• **Work to be completed**:
Copy nothing but the text: repeat each entry exactly and drop the images.

***** Records shown

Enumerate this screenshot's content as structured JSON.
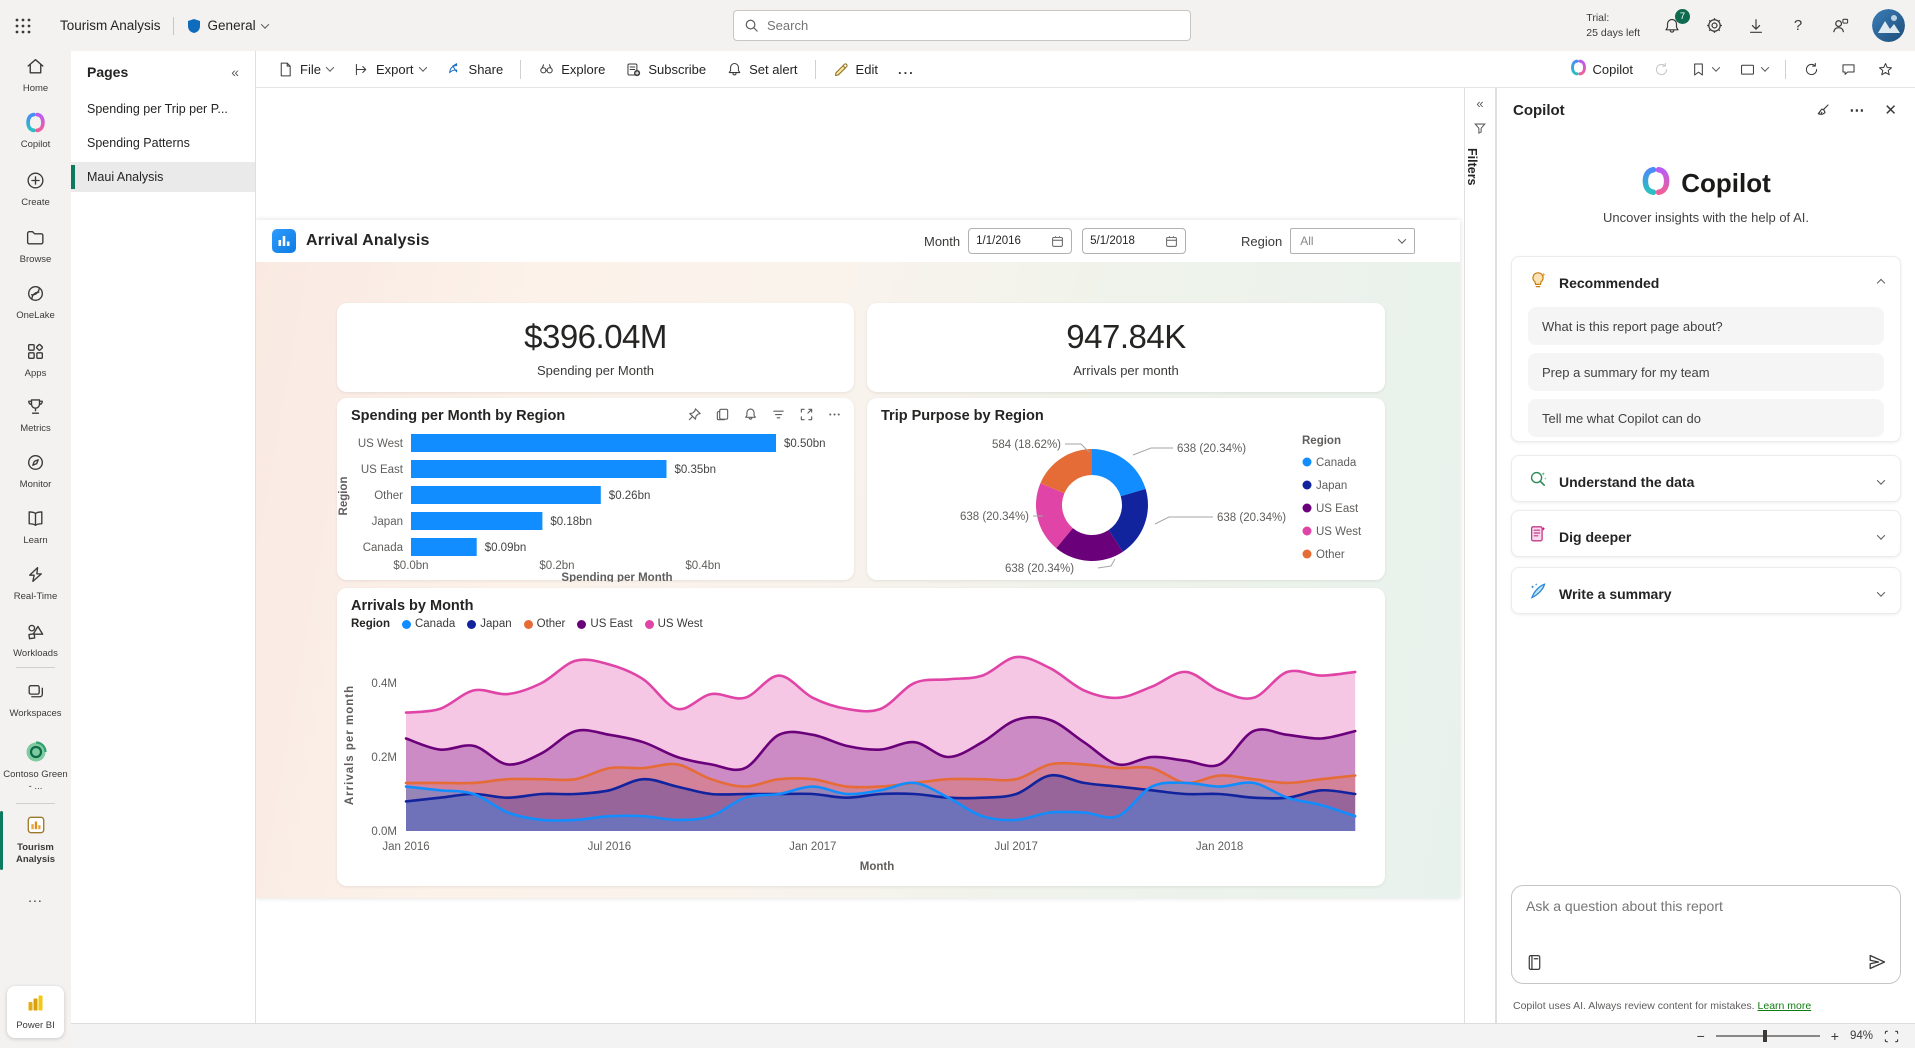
{
  "top_bar": {
    "title": "Tourism Analysis",
    "workspace_label": "General",
    "search_placeholder": "Search",
    "trial_label": "Trial:",
    "trial_days": "25 days left",
    "notifications": "7",
    "help": "?"
  },
  "rail": {
    "items": [
      "Home",
      "Copilot",
      "Create",
      "Browse",
      "OneLake",
      "Apps",
      "Metrics",
      "Monitor",
      "Learn",
      "Real-Time",
      "Workloads",
      "Workspaces",
      "Contoso Green - ...",
      "Tourism Analysis"
    ],
    "more": "...",
    "power_bi": "Power BI"
  },
  "pages": {
    "title": "Pages",
    "items": [
      {
        "label": "Spending per Trip per P..."
      },
      {
        "label": "Spending Patterns"
      },
      {
        "label": "Maui Analysis"
      }
    ]
  },
  "toolbar": {
    "file": "File",
    "export": "Export",
    "share": "Share",
    "explore": "Explore",
    "subscribe": "Subscribe",
    "set_alert": "Set alert",
    "edit": "Edit",
    "more": "...",
    "copilot": "Copilot"
  },
  "filters_pane": {
    "label": "Filters"
  },
  "report": {
    "title": "Arrival Analysis",
    "month_label": "Month",
    "date_start": "1/1/2016",
    "date_end": "5/1/2018",
    "region_label": "Region",
    "region_value": "All",
    "kpis": [
      {
        "value": "$396.04M",
        "label": "Spending per Month"
      },
      {
        "value": "947.84K",
        "label": "Arrivals per month"
      }
    ]
  },
  "chart_data": [
    {
      "type": "bar",
      "title": "Spending per Month by Region",
      "orientation": "horizontal",
      "categories": [
        "US West",
        "US East",
        "Other",
        "Japan",
        "Canada"
      ],
      "values": [
        0.5,
        0.35,
        0.26,
        0.18,
        0.09
      ],
      "data_labels": [
        "$0.50bn",
        "$0.35bn",
        "$0.26bn",
        "$0.18bn",
        "$0.09bn"
      ],
      "x_ticks": [
        "$0.0bn",
        "$0.2bn",
        "$0.4bn"
      ],
      "xlim": [
        0,
        0.6
      ],
      "xlabel": "Spending per Month",
      "ylabel": "Region",
      "bar_color": "#118DFF"
    },
    {
      "type": "donut",
      "title": "Trip Purpose by Region",
      "legend_title": "Region",
      "slices": [
        {
          "name": "Canada",
          "value": 638,
          "pct": "20.34%",
          "color": "#118DFF"
        },
        {
          "name": "Japan",
          "value": 638,
          "pct": "20.34%",
          "color": "#12239E"
        },
        {
          "name": "US East",
          "value": 638,
          "pct": "20.34%",
          "color": "#6B007B"
        },
        {
          "name": "US West",
          "value": 638,
          "pct": "20.34%",
          "color": "#E044A7"
        },
        {
          "name": "Other",
          "value": 584,
          "pct": "18.62%",
          "color": "#E66C37"
        }
      ]
    },
    {
      "type": "area",
      "title": "Arrivals by Month",
      "legend_title": "Region",
      "xlabel": "Month",
      "ylabel": "Arrivals per month",
      "ylim": [
        0,
        0.5
      ],
      "y_ticks": [
        "0.0M",
        "0.2M",
        "0.4M"
      ],
      "x_ticks": [
        {
          "i": 0,
          "label": "Jan 2016"
        },
        {
          "i": 6,
          "label": "Jul 2016"
        },
        {
          "i": 12,
          "label": "Jan 2017"
        },
        {
          "i": 18,
          "label": "Jul 2017"
        },
        {
          "i": 24,
          "label": "Jan 2018"
        }
      ],
      "series": [
        {
          "name": "Canada",
          "color": "#118DFF",
          "values": [
            0.12,
            0.11,
            0.1,
            0.05,
            0.03,
            0.03,
            0.04,
            0.04,
            0.03,
            0.04,
            0.09,
            0.1,
            0.12,
            0.1,
            0.11,
            0.13,
            0.09,
            0.04,
            0.03,
            0.05,
            0.05,
            0.04,
            0.12,
            0.13,
            0.12,
            0.13,
            0.09,
            0.07,
            0.04
          ]
        },
        {
          "name": "Japan",
          "color": "#12239E",
          "values": [
            0.08,
            0.09,
            0.1,
            0.09,
            0.1,
            0.1,
            0.11,
            0.14,
            0.12,
            0.1,
            0.1,
            0.1,
            0.1,
            0.09,
            0.1,
            0.1,
            0.09,
            0.09,
            0.1,
            0.15,
            0.13,
            0.12,
            0.11,
            0.1,
            0.1,
            0.09,
            0.09,
            0.11,
            0.1
          ]
        },
        {
          "name": "Other",
          "color": "#E66C37",
          "values": [
            0.13,
            0.13,
            0.13,
            0.14,
            0.14,
            0.14,
            0.17,
            0.17,
            0.18,
            0.14,
            0.12,
            0.14,
            0.14,
            0.12,
            0.12,
            0.13,
            0.14,
            0.14,
            0.14,
            0.18,
            0.18,
            0.17,
            0.17,
            0.13,
            0.15,
            0.14,
            0.13,
            0.14,
            0.15
          ]
        },
        {
          "name": "US East",
          "color": "#6B007B",
          "values": [
            0.25,
            0.22,
            0.23,
            0.18,
            0.21,
            0.27,
            0.26,
            0.24,
            0.2,
            0.18,
            0.17,
            0.26,
            0.26,
            0.23,
            0.22,
            0.24,
            0.2,
            0.24,
            0.3,
            0.3,
            0.24,
            0.18,
            0.2,
            0.19,
            0.18,
            0.27,
            0.26,
            0.25,
            0.27
          ]
        },
        {
          "name": "US West",
          "color": "#E044A7",
          "values": [
            0.32,
            0.33,
            0.38,
            0.37,
            0.4,
            0.46,
            0.45,
            0.41,
            0.33,
            0.37,
            0.36,
            0.42,
            0.36,
            0.33,
            0.33,
            0.4,
            0.41,
            0.42,
            0.47,
            0.44,
            0.38,
            0.36,
            0.39,
            0.43,
            0.38,
            0.36,
            0.43,
            0.42,
            0.43
          ]
        }
      ]
    }
  ],
  "copilot": {
    "header": "Copilot",
    "title": "Copilot",
    "subtitle": "Uncover insights with the help of AI.",
    "sections": {
      "recommended": "Recommended",
      "understand": "Understand the data",
      "dig": "Dig deeper",
      "write": "Write a summary"
    },
    "suggestions": [
      "What is this report page about?",
      "Prep a summary for my team",
      "Tell me what Copilot can do"
    ],
    "input_placeholder": "Ask a question about this report",
    "footer": "Copilot uses AI. Always review content for mistakes.",
    "footer_link": "Learn more"
  },
  "status_bar": {
    "zoom": "94%"
  }
}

**********

• **Answer for the task**:
Enumerate this screenshot's content as structured JSON.
{
  "top_bar": {
    "title": "Tourism Analysis",
    "workspace_label": "General",
    "search_placeholder": "Search",
    "trial_label": "Trial:",
    "trial_days": "25 days left",
    "notifications": "7",
    "help": "?"
  },
  "rail": {
    "items": [
      "Home",
      "Copilot",
      "Create",
      "Browse",
      "OneLake",
      "Apps",
      "Metrics",
      "Monitor",
      "Learn",
      "Real-Time",
      "Workloads",
      "Workspaces",
      "Contoso Green - ...",
      "Tourism Analysis"
    ],
    "more": "...",
    "power_bi": "Power BI"
  },
  "pages": {
    "title": "Pages",
    "items": [
      {
        "label": "Spending per Trip per P..."
      },
      {
        "label": "Spending Patterns"
      },
      {
        "label": "Maui Analysis"
      }
    ]
  },
  "toolbar": {
    "file": "File",
    "export": "Export",
    "share": "Share",
    "explore": "Explore",
    "subscribe": "Subscribe",
    "set_alert": "Set alert",
    "edit": "Edit",
    "more": "...",
    "copilot": "Copilot"
  },
  "filters_pane": {
    "label": "Filters"
  },
  "report": {
    "title": "Arrival Analysis",
    "month_label": "Month",
    "date_start": "1/1/2016",
    "date_end": "5/1/2018",
    "region_label": "Region",
    "region_value": "All",
    "kpis": [
      {
        "value": "$396.04M",
        "label": "Spending per Month"
      },
      {
        "value": "947.84K",
        "label": "Arrivals per month"
      }
    ]
  },
  "chart_data": [
    {
      "type": "bar",
      "title": "Spending per Month by Region",
      "orientation": "horizontal",
      "categories": [
        "US West",
        "US East",
        "Other",
        "Japan",
        "Canada"
      ],
      "values": [
        0.5,
        0.35,
        0.26,
        0.18,
        0.09
      ],
      "data_labels": [
        "$0.50bn",
        "$0.35bn",
        "$0.26bn",
        "$0.18bn",
        "$0.09bn"
      ],
      "x_ticks": [
        "$0.0bn",
        "$0.2bn",
        "$0.4bn"
      ],
      "xlim": [
        0,
        0.6
      ],
      "xlabel": "Spending per Month",
      "ylabel": "Region",
      "bar_color": "#118DFF"
    },
    {
      "type": "donut",
      "title": "Trip Purpose by Region",
      "legend_title": "Region",
      "slices": [
        {
          "name": "Canada",
          "value": 638,
          "pct": "20.34%",
          "color": "#118DFF"
        },
        {
          "name": "Japan",
          "value": 638,
          "pct": "20.34%",
          "color": "#12239E"
        },
        {
          "name": "US East",
          "value": 638,
          "pct": "20.34%",
          "color": "#6B007B"
        },
        {
          "name": "US West",
          "value": 638,
          "pct": "20.34%",
          "color": "#E044A7"
        },
        {
          "name": "Other",
          "value": 584,
          "pct": "18.62%",
          "color": "#E66C37"
        }
      ]
    },
    {
      "type": "area",
      "title": "Arrivals by Month",
      "legend_title": "Region",
      "xlabel": "Month",
      "ylabel": "Arrivals per month",
      "ylim": [
        0,
        0.5
      ],
      "y_ticks": [
        "0.0M",
        "0.2M",
        "0.4M"
      ],
      "x_ticks": [
        {
          "i": 0,
          "label": "Jan 2016"
        },
        {
          "i": 6,
          "label": "Jul 2016"
        },
        {
          "i": 12,
          "label": "Jan 2017"
        },
        {
          "i": 18,
          "label": "Jul 2017"
        },
        {
          "i": 24,
          "label": "Jan 2018"
        }
      ],
      "series": [
        {
          "name": "Canada",
          "color": "#118DFF",
          "values": [
            0.12,
            0.11,
            0.1,
            0.05,
            0.03,
            0.03,
            0.04,
            0.04,
            0.03,
            0.04,
            0.09,
            0.1,
            0.12,
            0.1,
            0.11,
            0.13,
            0.09,
            0.04,
            0.03,
            0.05,
            0.05,
            0.04,
            0.12,
            0.13,
            0.12,
            0.13,
            0.09,
            0.07,
            0.04
          ]
        },
        {
          "name": "Japan",
          "color": "#12239E",
          "values": [
            0.08,
            0.09,
            0.1,
            0.09,
            0.1,
            0.1,
            0.11,
            0.14,
            0.12,
            0.1,
            0.1,
            0.1,
            0.1,
            0.09,
            0.1,
            0.1,
            0.09,
            0.09,
            0.1,
            0.15,
            0.13,
            0.12,
            0.11,
            0.1,
            0.1,
            0.09,
            0.09,
            0.11,
            0.1
          ]
        },
        {
          "name": "Other",
          "color": "#E66C37",
          "values": [
            0.13,
            0.13,
            0.13,
            0.14,
            0.14,
            0.14,
            0.17,
            0.17,
            0.18,
            0.14,
            0.12,
            0.14,
            0.14,
            0.12,
            0.12,
            0.13,
            0.14,
            0.14,
            0.14,
            0.18,
            0.18,
            0.17,
            0.17,
            0.13,
            0.15,
            0.14,
            0.13,
            0.14,
            0.15
          ]
        },
        {
          "name": "US East",
          "color": "#6B007B",
          "values": [
            0.25,
            0.22,
            0.23,
            0.18,
            0.21,
            0.27,
            0.26,
            0.24,
            0.2,
            0.18,
            0.17,
            0.26,
            0.26,
            0.23,
            0.22,
            0.24,
            0.2,
            0.24,
            0.3,
            0.3,
            0.24,
            0.18,
            0.2,
            0.19,
            0.18,
            0.27,
            0.26,
            0.25,
            0.27
          ]
        },
        {
          "name": "US West",
          "color": "#E044A7",
          "values": [
            0.32,
            0.33,
            0.38,
            0.37,
            0.4,
            0.46,
            0.45,
            0.41,
            0.33,
            0.37,
            0.36,
            0.42,
            0.36,
            0.33,
            0.33,
            0.4,
            0.41,
            0.42,
            0.47,
            0.44,
            0.38,
            0.36,
            0.39,
            0.43,
            0.38,
            0.36,
            0.43,
            0.42,
            0.43
          ]
        }
      ]
    }
  ],
  "copilot": {
    "header": "Copilot",
    "title": "Copilot",
    "subtitle": "Uncover insights with the help of AI.",
    "sections": {
      "recommended": "Recommended",
      "understand": "Understand the data",
      "dig": "Dig deeper",
      "write": "Write a summary"
    },
    "suggestions": [
      "What is this report page about?",
      "Prep a summary for my team",
      "Tell me what Copilot can do"
    ],
    "input_placeholder": "Ask a question about this report",
    "footer": "Copilot uses AI. Always review content for mistakes.",
    "footer_link": "Learn more"
  },
  "status_bar": {
    "zoom": "94%"
  }
}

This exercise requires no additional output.